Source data
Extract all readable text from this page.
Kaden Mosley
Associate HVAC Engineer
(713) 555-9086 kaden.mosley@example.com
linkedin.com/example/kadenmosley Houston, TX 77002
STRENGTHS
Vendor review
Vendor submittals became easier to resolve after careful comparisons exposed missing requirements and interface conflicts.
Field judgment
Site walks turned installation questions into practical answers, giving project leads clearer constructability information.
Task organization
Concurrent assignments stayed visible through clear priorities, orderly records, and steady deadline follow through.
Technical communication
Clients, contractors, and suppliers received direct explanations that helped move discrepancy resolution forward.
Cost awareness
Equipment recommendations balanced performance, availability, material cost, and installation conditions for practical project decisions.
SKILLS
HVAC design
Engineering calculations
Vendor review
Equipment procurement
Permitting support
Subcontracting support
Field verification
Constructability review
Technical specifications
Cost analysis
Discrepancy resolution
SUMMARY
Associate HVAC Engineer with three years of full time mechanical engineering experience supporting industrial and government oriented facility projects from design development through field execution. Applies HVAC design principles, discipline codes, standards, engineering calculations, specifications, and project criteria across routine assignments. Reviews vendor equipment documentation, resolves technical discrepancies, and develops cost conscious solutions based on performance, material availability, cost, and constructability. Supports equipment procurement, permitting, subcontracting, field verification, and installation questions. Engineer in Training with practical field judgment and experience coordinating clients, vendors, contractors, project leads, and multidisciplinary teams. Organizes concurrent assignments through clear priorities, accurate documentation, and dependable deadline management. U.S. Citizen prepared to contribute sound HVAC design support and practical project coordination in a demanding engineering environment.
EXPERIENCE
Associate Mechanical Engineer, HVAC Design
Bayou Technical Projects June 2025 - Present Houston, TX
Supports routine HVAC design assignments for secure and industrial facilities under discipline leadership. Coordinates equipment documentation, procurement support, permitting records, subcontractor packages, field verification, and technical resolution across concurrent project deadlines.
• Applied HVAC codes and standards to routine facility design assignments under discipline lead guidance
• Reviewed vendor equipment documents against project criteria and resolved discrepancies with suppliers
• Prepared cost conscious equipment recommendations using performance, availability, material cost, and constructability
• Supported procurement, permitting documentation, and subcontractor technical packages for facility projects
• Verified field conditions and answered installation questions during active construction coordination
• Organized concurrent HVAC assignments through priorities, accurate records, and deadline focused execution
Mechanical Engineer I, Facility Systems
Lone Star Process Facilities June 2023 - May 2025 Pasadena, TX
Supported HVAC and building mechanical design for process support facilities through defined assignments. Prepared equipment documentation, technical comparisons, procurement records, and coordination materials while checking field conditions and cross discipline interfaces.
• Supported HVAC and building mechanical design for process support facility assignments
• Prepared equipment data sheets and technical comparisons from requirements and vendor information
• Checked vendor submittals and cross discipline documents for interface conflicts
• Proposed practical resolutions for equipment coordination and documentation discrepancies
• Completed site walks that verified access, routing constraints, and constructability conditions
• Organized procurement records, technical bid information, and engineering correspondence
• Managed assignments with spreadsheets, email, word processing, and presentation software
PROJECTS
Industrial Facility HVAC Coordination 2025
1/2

Do this
Tally the lines of the records holding the word "requirements", then state only the tally.

Task result
2